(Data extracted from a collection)

--- START ---

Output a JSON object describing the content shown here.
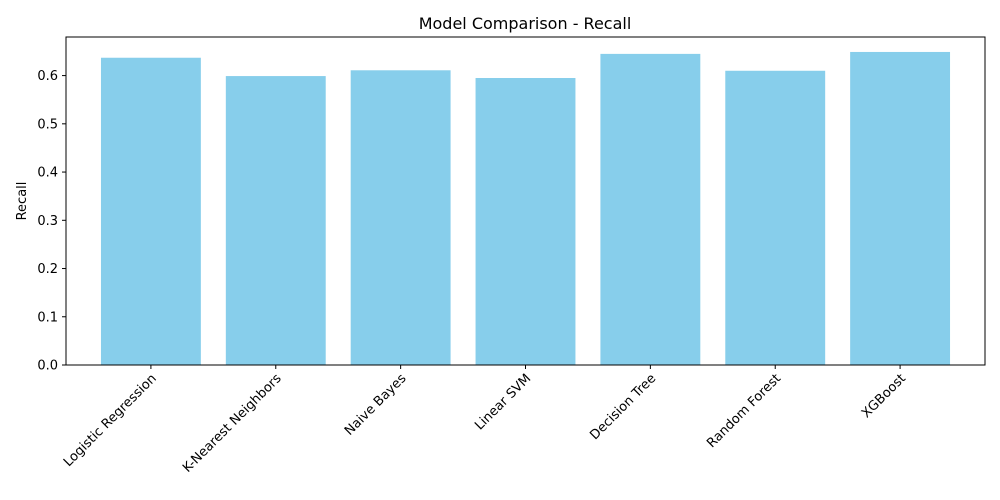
{
  "chart_data": {
    "type": "bar",
    "title": "Model Comparison - Recall",
    "xlabel": "",
    "ylabel": "Recall",
    "categories": [
      "Logistic Regression",
      "K-Nearest Neighbors",
      "Naive Bayes",
      "Linear SVM",
      "Decision Tree",
      "Random Forest",
      "XGBoost"
    ],
    "values": [
      0.637,
      0.599,
      0.611,
      0.595,
      0.645,
      0.61,
      0.649
    ],
    "ylim": [
      0,
      0.68
    ],
    "yticks": [
      "0.0",
      "0.1",
      "0.2",
      "0.3",
      "0.4",
      "0.5",
      "0.6"
    ],
    "bar_color": "#87ceeb",
    "grid": false,
    "legend": "none"
  }
}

--- END ---

### WHAT IS NEEDED
Extract the full listing exactly, with the pictures left out.

### WRITTEN SOLUTION
Output a JSON object describing the content shown here.
{
  "chart_data": {
    "type": "bar",
    "title": "Model Comparison - Recall",
    "xlabel": "",
    "ylabel": "Recall",
    "categories": [
      "Logistic Regression",
      "K-Nearest Neighbors",
      "Naive Bayes",
      "Linear SVM",
      "Decision Tree",
      "Random Forest",
      "XGBoost"
    ],
    "values": [
      0.637,
      0.599,
      0.611,
      0.595,
      0.645,
      0.61,
      0.649
    ],
    "ylim": [
      0,
      0.68
    ],
    "yticks": [
      "0.0",
      "0.1",
      "0.2",
      "0.3",
      "0.4",
      "0.5",
      "0.6"
    ],
    "bar_color": "#87ceeb",
    "grid": false,
    "legend": "none"
  }
}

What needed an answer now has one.